◆ **Requisitos do exercício**: Troque "delete-block-button" por "remove-block-button" em todas as linhas abaixo e reescreva-as sem nenhuma outra alteração. Não inclua as imagens na resposta.

[Anotações das caixas dos elementos]
——
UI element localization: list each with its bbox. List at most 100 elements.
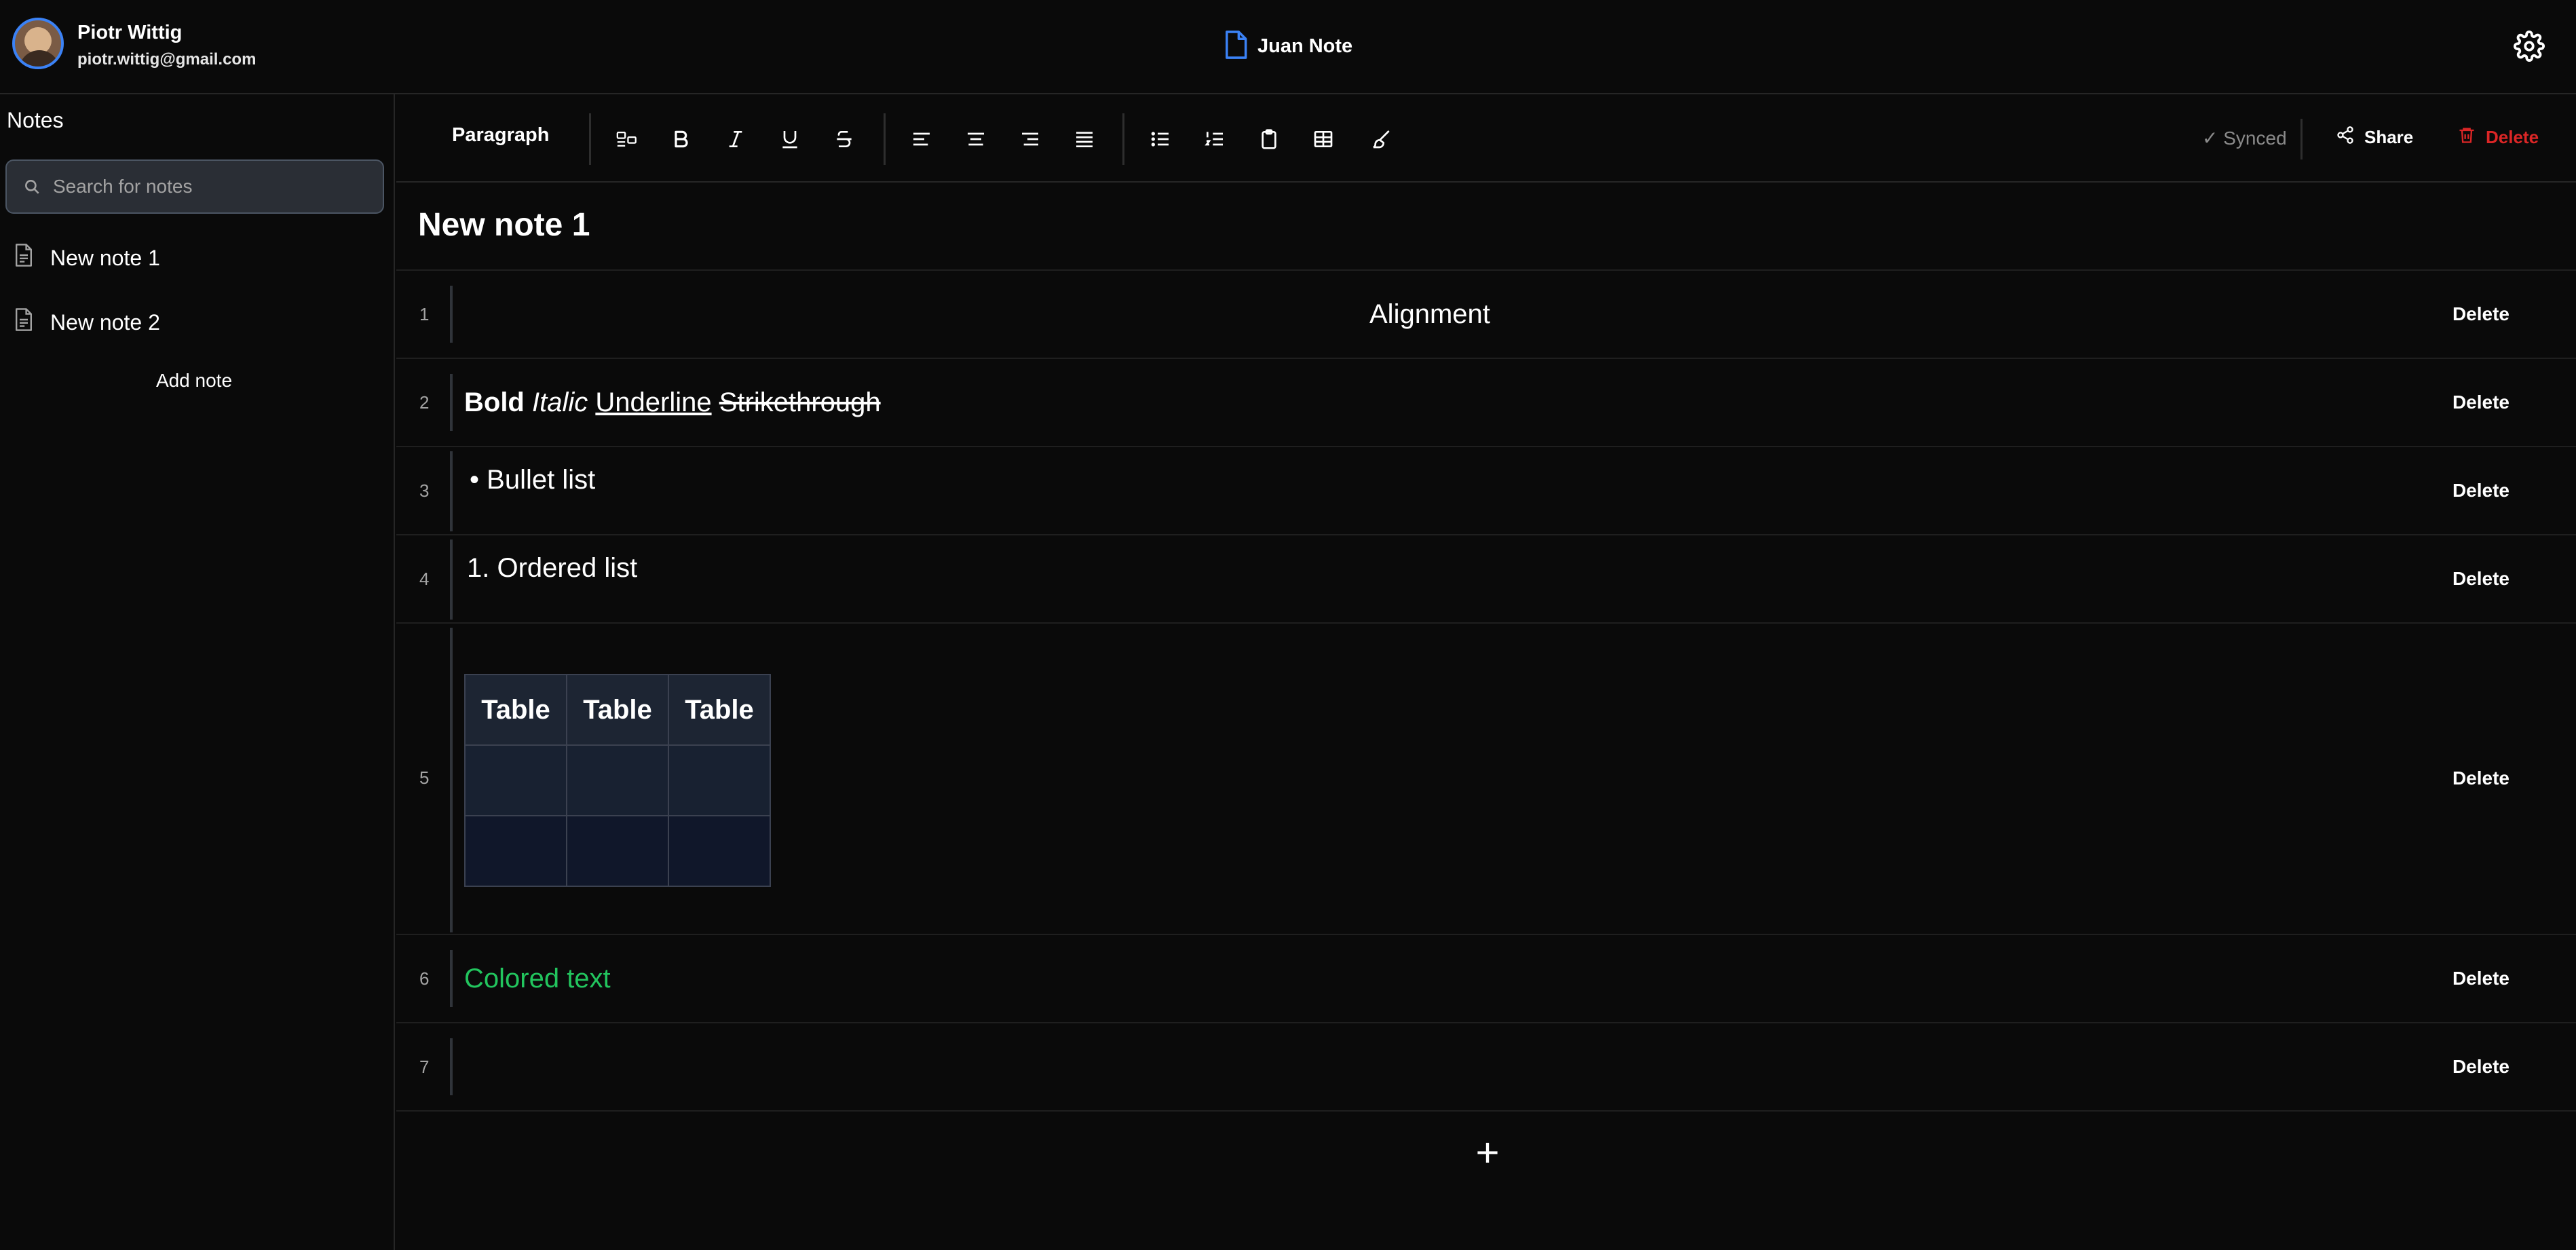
bold-text: Bold (464, 387, 525, 417)
delete-block-button[interactable]: Delete (2452, 392, 2509, 413)
block-number: 4 (419, 569, 430, 589)
block-number: 5 (419, 768, 430, 788)
block-drag-handle[interactable] (450, 539, 453, 620)
table-cell[interactable] (464, 815, 567, 887)
sync-status: ✓ Synced (2202, 127, 2287, 149)
brush-icon[interactable] (1365, 123, 1398, 155)
trash-icon (2457, 126, 2476, 149)
align-right-icon[interactable] (1014, 123, 1046, 155)
share-label: Share (2364, 127, 2414, 147)
table-cell[interactable] (566, 744, 669, 816)
bullet-list-icon[interactable] (1144, 123, 1177, 155)
editor-block: 6 Colored text Delete (396, 935, 2576, 1023)
sidebar-title: Notes (7, 108, 64, 132)
document-icon (1224, 30, 1248, 63)
user-email: piotr.wittig@gmail.com (77, 50, 257, 69)
table-header-cell[interactable]: Table (464, 674, 567, 746)
block-number: 6 (419, 968, 430, 989)
underline-text: Underline (595, 387, 712, 417)
align-center-icon[interactable] (960, 123, 992, 155)
toolbar-divider (884, 113, 886, 165)
block-drag-handle[interactable] (450, 1038, 453, 1095)
search-icon (23, 178, 41, 195)
block-number: 3 (419, 480, 430, 501)
ordered-list-icon[interactable] (1198, 123, 1231, 155)
settings-gear-icon[interactable] (2514, 31, 2545, 62)
sync-status-text: Synced (2223, 128, 2287, 149)
editor-block: 1 Alignment Delete (396, 271, 2576, 359)
editor-block: 4 1. Ordered list Delete (396, 535, 2576, 624)
sidebar-item-label: New note 2 (50, 309, 160, 335)
avatar[interactable] (12, 18, 64, 69)
block-drag-handle[interactable] (450, 374, 453, 431)
italic-text: Italic (532, 387, 588, 417)
block-drag-handle[interactable] (450, 286, 453, 343)
add-block-button[interactable]: + (1467, 1129, 1508, 1177)
editor-block: 3 • Bullet list Delete (396, 447, 2576, 535)
strikethrough-text: Strikethrough (719, 387, 881, 417)
note-file-icon (14, 307, 34, 337)
delete-block-button[interactable]: Delete (2452, 303, 2509, 325)
block-number: 7 (419, 1057, 430, 1077)
bullet-list-item[interactable]: • Bullet list (470, 465, 595, 495)
delete-block-button[interactable]: Delete (2452, 768, 2509, 789)
delete-note-button[interactable]: Delete (2457, 126, 2539, 149)
block-drag-handle[interactable] (450, 628, 453, 932)
block-type-select[interactable]: Paragraph (452, 124, 549, 147)
block-style-icon[interactable] (611, 123, 643, 155)
check-icon: ✓ (2202, 128, 2224, 149)
search-box[interactable] (5, 159, 384, 214)
table-cell[interactable] (668, 744, 771, 816)
user-name: Piotr Wittig (77, 22, 183, 43)
table[interactable]: Table Table Table (464, 674, 771, 887)
sidebar-item-new-note-2[interactable]: New note 2 (14, 302, 160, 343)
table-header-cell[interactable]: Table (668, 674, 771, 746)
share-icon (2336, 126, 2355, 149)
bold-icon[interactable] (665, 123, 698, 155)
editor-block: 5 Table Table Table Delete (396, 624, 2576, 935)
table-block[interactable]: Table Table Table (464, 674, 771, 887)
ordered-list-item[interactable]: 1. Ordered list (467, 553, 637, 584)
block-text-formatted[interactable]: Bold Italic Underline Strikethrough (464, 387, 881, 418)
align-left-icon[interactable] (905, 123, 938, 155)
note-file-icon (14, 243, 34, 273)
note-title[interactable]: New note 1 (418, 206, 590, 244)
search-input[interactable] (52, 175, 380, 198)
table-cell[interactable] (464, 744, 567, 816)
block-drag-handle[interactable] (450, 451, 453, 531)
editor-block: 2 Bold Italic Underline Strikethrough De… (396, 359, 2576, 447)
underline-icon[interactable] (774, 123, 806, 155)
sidebar: Notes New note 1 New note 2 Add note (0, 94, 395, 1250)
sidebar-item-new-note-1[interactable]: New note 1 (14, 238, 160, 278)
strikethrough-icon[interactable] (828, 123, 860, 155)
share-button[interactable]: Share (2336, 126, 2413, 149)
block-text-centered[interactable]: Alignment (1369, 299, 1490, 330)
italic-icon[interactable] (719, 123, 752, 155)
editor-toolbar: Paragraph ✓ Synced Share Delete (396, 94, 2576, 183)
add-note-button[interactable]: Add note (0, 370, 388, 392)
block-number: 1 (419, 304, 430, 324)
align-justify-icon[interactable] (1068, 123, 1101, 155)
delete-block-button[interactable]: Delete (2452, 1056, 2509, 1078)
bullet-text: Bullet list (487, 465, 596, 495)
table-cell[interactable] (566, 815, 669, 887)
clipboard-icon[interactable] (1253, 123, 1285, 155)
bullet-marker: • (470, 465, 480, 495)
delete-block-button[interactable]: Delete (2452, 480, 2509, 501)
block-number: 2 (419, 392, 430, 413)
document-title: Juan Note (1224, 30, 1352, 62)
table-header-cell[interactable]: Table (566, 674, 669, 746)
block-drag-handle[interactable] (450, 950, 453, 1007)
toolbar-divider (2300, 119, 2303, 159)
toolbar-divider (589, 113, 591, 165)
colored-text[interactable]: Colored text (464, 964, 611, 994)
delete-label: Delete (2486, 127, 2539, 147)
toolbar-divider (1122, 113, 1124, 165)
delete-block-button[interactable]: Delete (2452, 968, 2509, 989)
table-icon[interactable] (1307, 123, 1340, 155)
top-bar: Piotr Wittig piotr.wittig@gmail.com Juan… (0, 0, 2576, 94)
empty-block[interactable] (464, 1052, 2364, 1086)
delete-block-button[interactable]: Delete (2452, 568, 2509, 590)
table-cell[interactable] (668, 815, 771, 887)
sidebar-item-label: New note 1 (50, 245, 160, 270)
——
◆ **Resposta escrita**:
UI element localization: list each with its bbox. List at most 100 elements.
bold-text: Bold (464, 387, 525, 417)
remove-block-button[interactable]: Delete (2452, 392, 2509, 413)
block-number: 4 (419, 569, 430, 589)
block-number: 5 (419, 768, 430, 788)
block-drag-handle[interactable] (450, 539, 453, 620)
table-cell[interactable] (464, 815, 567, 887)
sync-status: ✓ Synced (2202, 127, 2287, 149)
brush-icon[interactable] (1365, 123, 1398, 155)
trash-icon (2457, 126, 2476, 149)
align-right-icon[interactable] (1014, 123, 1046, 155)
share-label: Share (2364, 127, 2414, 147)
table-cell[interactable] (566, 744, 669, 816)
bullet-list-icon[interactable] (1144, 123, 1177, 155)
editor-block: 6 Colored text Delete (396, 935, 2576, 1023)
sidebar-title: Notes (7, 108, 64, 132)
document-icon (1224, 30, 1248, 63)
user-email: piotr.wittig@gmail.com (77, 50, 257, 69)
table-header-cell[interactable]: Table (464, 674, 567, 746)
block-number: 6 (419, 968, 430, 989)
underline-text: Underline (595, 387, 712, 417)
align-center-icon[interactable] (960, 123, 992, 155)
toolbar-divider (884, 113, 886, 165)
block-drag-handle[interactable] (450, 1038, 453, 1095)
search-icon (23, 178, 41, 195)
block-number: 3 (419, 480, 430, 501)
ordered-list-icon[interactable] (1198, 123, 1231, 155)
settings-gear-icon[interactable] (2514, 31, 2545, 62)
sync-status-text: Synced (2223, 128, 2287, 149)
editor-block: 1 Alignment Delete (396, 271, 2576, 359)
editor-block: 4 1. Ordered list Delete (396, 535, 2576, 624)
sidebar-item-label: New note 2 (50, 309, 160, 335)
avatar[interactable] (12, 18, 64, 69)
block-drag-handle[interactable] (450, 374, 453, 431)
italic-text: Italic (532, 387, 588, 417)
block-drag-handle[interactable] (450, 286, 453, 343)
add-block-button[interactable]: + (1467, 1129, 1508, 1177)
editor-block: 3 • Bullet list Delete (396, 447, 2576, 535)
strikethrough-text: Strikethrough (719, 387, 881, 417)
note-file-icon (14, 307, 34, 337)
remove-block-button[interactable]: Delete (2452, 303, 2509, 325)
block-number: 7 (419, 1057, 430, 1077)
bullet-list-item[interactable]: • Bullet list (470, 465, 595, 495)
remove-block-button[interactable]: Delete (2452, 768, 2509, 789)
delete-note-button[interactable]: Delete (2457, 126, 2539, 149)
block-drag-handle[interactable] (450, 628, 453, 932)
block-type-select[interactable]: Paragraph (452, 124, 549, 147)
block-style-icon[interactable] (611, 123, 643, 155)
check-icon: ✓ (2202, 128, 2224, 149)
search-box[interactable] (5, 159, 384, 214)
table-cell[interactable] (668, 744, 771, 816)
user-name: Piotr Wittig (77, 22, 183, 43)
table[interactable]: Table Table Table (464, 674, 771, 887)
sidebar-item-new-note-2[interactable]: New note 2 (14, 302, 160, 343)
table-header-cell[interactable]: Table (668, 674, 771, 746)
share-icon (2336, 126, 2355, 149)
bold-icon[interactable] (665, 123, 698, 155)
editor-block: 5 Table Table Table Delete (396, 624, 2576, 935)
table-block[interactable]: Table Table Table (464, 674, 771, 887)
ordered-list-item[interactable]: 1. Ordered list (467, 553, 637, 584)
block-text-formatted[interactable]: Bold Italic Underline Strikethrough (464, 387, 881, 418)
align-left-icon[interactable] (905, 123, 938, 155)
note-file-icon (14, 243, 34, 273)
note-title[interactable]: New note 1 (418, 206, 590, 244)
search-input[interactable] (52, 175, 380, 198)
table-cell[interactable] (464, 744, 567, 816)
block-drag-handle[interactable] (450, 451, 453, 531)
editor-block: 2 Bold Italic Underline Strikethrough De… (396, 359, 2576, 447)
underline-icon[interactable] (774, 123, 806, 155)
sidebar: Notes New note 1 New note 2 Add note (0, 94, 395, 1250)
sidebar-item-new-note-1[interactable]: New note 1 (14, 238, 160, 278)
strikethrough-icon[interactable] (828, 123, 860, 155)
share-button[interactable]: Share (2336, 126, 2413, 149)
block-text-centered[interactable]: Alignment (1369, 299, 1490, 330)
italic-icon[interactable] (719, 123, 752, 155)
editor-toolbar: Paragraph ✓ Synced Share Delete (396, 94, 2576, 183)
add-note-button[interactable]: Add note (0, 370, 388, 392)
block-number: 1 (419, 304, 430, 324)
align-justify-icon[interactable] (1068, 123, 1101, 155)
remove-block-button[interactable]: Delete (2452, 1056, 2509, 1078)
bullet-text: Bullet list (487, 465, 596, 495)
table-cell[interactable] (566, 815, 669, 887)
clipboard-icon[interactable] (1253, 123, 1285, 155)
bullet-marker: • (470, 465, 480, 495)
remove-block-button[interactable]: Delete (2452, 480, 2509, 501)
block-number: 2 (419, 392, 430, 413)
document-title: Juan Note (1224, 30, 1352, 62)
table-header-cell[interactable]: Table (566, 674, 669, 746)
block-drag-handle[interactable] (450, 950, 453, 1007)
toolbar-divider (2300, 119, 2303, 159)
toolbar-divider (589, 113, 591, 165)
colored-text[interactable]: Colored text (464, 964, 611, 994)
delete-label: Delete (2486, 127, 2539, 147)
toolbar-divider (1122, 113, 1124, 165)
remove-block-button[interactable]: Delete (2452, 968, 2509, 989)
table-icon[interactable] (1307, 123, 1340, 155)
top-bar: Piotr Wittig piotr.wittig@gmail.com Juan… (0, 0, 2576, 94)
empty-block[interactable] (464, 1052, 2364, 1086)
remove-block-button[interactable]: Delete (2452, 568, 2509, 590)
table-cell[interactable] (668, 815, 771, 887)
sidebar-item-label: New note 1 (50, 245, 160, 270)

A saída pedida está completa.